Data entries:
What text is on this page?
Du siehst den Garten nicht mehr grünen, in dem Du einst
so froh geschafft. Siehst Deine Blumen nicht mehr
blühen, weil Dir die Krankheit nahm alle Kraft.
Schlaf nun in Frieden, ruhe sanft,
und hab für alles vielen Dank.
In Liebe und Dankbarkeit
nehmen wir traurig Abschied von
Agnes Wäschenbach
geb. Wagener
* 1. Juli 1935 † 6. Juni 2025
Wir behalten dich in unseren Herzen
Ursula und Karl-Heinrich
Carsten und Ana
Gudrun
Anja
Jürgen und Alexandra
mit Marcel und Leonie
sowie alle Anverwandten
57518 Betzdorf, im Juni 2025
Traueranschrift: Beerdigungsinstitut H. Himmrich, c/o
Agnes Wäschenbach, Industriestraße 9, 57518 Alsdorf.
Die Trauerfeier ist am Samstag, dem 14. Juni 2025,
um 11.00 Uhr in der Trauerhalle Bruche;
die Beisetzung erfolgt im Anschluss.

DO THIS
Filter the data, keeping only the lines that contain "Wäschenbach".

EXERCISE SOLUTION
Agnes Wäschenbach
Agnes Wäschenbach, Industriestraße 9, 57518 Alsdorf.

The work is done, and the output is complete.